# To do:
Copy each line of the records that contains the word "Coord".
## begin
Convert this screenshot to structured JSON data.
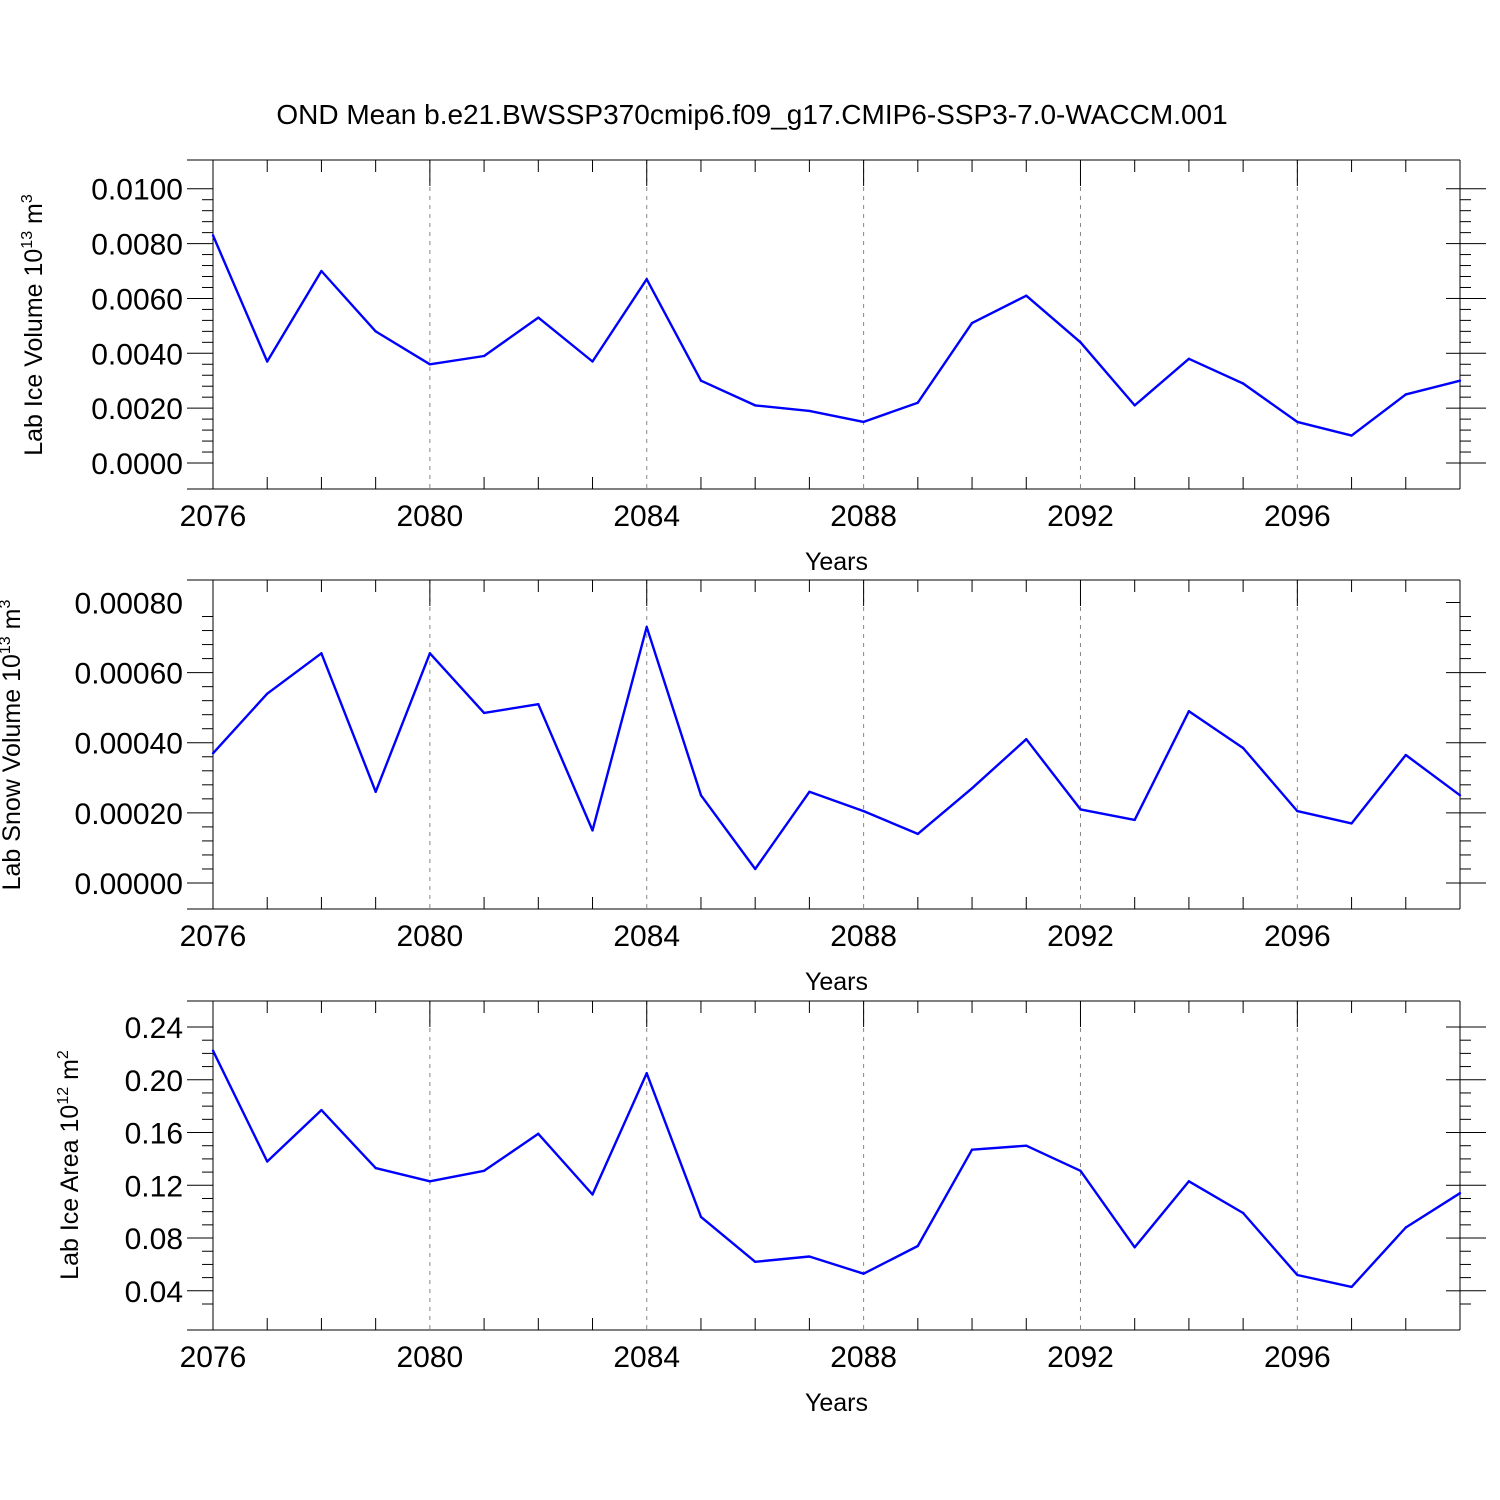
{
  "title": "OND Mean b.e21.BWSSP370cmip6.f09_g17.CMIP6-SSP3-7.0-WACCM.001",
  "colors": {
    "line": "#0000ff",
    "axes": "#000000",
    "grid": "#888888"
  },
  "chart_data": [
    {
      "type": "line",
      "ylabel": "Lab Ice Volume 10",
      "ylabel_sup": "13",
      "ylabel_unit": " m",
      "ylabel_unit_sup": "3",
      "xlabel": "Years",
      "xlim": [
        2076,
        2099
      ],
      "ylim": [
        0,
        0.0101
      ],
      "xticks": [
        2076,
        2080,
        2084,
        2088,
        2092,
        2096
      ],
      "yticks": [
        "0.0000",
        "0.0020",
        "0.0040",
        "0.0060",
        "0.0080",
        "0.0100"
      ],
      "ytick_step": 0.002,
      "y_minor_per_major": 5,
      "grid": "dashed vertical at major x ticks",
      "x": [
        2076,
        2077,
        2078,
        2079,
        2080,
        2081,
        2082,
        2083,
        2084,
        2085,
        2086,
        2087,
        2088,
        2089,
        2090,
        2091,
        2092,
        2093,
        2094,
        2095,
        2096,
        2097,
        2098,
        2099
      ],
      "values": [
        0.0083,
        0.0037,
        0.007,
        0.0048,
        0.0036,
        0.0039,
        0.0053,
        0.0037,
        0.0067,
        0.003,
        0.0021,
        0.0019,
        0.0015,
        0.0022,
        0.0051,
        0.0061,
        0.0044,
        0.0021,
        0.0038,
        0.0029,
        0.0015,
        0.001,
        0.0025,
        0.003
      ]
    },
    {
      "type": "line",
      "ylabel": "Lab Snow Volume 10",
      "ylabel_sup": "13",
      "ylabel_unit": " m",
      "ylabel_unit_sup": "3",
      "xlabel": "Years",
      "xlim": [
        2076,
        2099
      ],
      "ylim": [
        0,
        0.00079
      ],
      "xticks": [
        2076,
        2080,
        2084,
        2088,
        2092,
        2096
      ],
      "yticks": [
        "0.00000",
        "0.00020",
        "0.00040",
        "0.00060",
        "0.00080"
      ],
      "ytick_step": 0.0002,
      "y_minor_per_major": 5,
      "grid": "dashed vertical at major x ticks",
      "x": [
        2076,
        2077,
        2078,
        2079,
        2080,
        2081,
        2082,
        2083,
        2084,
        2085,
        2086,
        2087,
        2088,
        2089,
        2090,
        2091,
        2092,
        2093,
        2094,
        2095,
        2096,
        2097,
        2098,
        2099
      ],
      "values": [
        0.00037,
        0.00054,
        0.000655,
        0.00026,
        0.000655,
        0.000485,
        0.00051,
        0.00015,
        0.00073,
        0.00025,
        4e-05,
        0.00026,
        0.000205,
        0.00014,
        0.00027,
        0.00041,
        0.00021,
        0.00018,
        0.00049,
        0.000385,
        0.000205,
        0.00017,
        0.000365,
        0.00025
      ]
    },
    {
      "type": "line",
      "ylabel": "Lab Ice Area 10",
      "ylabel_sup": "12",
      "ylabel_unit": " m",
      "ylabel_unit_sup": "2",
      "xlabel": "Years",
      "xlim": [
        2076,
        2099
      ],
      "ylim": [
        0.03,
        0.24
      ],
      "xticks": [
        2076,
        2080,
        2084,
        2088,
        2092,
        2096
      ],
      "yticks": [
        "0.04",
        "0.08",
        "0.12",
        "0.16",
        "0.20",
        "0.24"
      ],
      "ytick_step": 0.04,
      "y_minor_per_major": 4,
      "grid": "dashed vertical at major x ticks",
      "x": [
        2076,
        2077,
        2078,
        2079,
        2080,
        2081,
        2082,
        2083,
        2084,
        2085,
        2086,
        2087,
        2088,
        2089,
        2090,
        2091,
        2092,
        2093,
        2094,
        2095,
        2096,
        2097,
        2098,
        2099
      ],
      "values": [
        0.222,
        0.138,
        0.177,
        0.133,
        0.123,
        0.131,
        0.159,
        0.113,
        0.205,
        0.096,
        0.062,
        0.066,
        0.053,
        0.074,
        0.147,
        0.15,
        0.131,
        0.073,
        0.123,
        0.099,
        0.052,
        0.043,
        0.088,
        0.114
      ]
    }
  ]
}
## end
## begin
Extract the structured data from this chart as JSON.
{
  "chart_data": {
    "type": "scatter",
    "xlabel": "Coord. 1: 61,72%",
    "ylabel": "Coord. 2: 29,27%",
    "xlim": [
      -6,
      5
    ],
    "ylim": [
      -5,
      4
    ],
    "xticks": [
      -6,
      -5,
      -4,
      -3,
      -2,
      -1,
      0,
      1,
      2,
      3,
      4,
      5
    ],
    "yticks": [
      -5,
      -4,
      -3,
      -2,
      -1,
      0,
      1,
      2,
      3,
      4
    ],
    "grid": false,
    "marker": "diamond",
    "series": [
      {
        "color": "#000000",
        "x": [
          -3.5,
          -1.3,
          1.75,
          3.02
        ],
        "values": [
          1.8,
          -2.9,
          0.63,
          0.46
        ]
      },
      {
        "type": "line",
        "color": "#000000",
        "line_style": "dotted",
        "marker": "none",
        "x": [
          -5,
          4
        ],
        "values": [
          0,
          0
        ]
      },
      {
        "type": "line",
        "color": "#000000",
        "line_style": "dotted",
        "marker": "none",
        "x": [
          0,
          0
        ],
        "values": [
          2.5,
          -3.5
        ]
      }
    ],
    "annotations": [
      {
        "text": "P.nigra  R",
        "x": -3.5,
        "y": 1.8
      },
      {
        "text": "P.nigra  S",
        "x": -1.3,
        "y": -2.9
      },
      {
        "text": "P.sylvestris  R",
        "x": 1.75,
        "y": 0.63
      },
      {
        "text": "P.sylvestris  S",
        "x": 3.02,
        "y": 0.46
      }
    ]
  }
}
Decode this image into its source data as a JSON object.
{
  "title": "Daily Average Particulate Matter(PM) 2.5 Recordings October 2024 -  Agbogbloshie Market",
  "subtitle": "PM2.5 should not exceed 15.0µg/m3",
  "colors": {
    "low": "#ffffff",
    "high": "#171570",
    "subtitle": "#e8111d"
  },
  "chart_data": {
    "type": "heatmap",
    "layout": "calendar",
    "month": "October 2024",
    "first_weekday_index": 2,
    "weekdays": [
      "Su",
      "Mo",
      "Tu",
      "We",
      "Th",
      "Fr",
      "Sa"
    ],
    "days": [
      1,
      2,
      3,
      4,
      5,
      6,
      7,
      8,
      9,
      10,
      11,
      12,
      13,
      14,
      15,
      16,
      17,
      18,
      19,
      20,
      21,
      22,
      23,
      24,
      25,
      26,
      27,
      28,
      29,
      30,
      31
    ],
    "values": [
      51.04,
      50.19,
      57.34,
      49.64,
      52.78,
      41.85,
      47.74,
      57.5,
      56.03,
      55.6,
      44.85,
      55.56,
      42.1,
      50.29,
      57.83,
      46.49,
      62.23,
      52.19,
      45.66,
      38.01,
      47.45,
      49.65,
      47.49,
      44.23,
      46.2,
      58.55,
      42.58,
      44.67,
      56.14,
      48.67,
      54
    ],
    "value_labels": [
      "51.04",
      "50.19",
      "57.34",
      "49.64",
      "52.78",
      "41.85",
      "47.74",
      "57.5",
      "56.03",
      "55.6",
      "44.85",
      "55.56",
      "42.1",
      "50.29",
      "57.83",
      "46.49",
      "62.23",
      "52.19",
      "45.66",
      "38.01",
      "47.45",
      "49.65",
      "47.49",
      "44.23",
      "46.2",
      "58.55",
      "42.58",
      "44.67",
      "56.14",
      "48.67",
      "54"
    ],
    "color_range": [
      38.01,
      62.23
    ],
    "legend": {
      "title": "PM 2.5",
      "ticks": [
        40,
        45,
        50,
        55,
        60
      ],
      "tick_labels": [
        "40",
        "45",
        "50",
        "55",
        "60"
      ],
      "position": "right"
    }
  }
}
## end
# Exercise solution:
    "xlabel": "Coord. 1: 61,72%",
    "ylabel": "Coord. 2: 29,27%",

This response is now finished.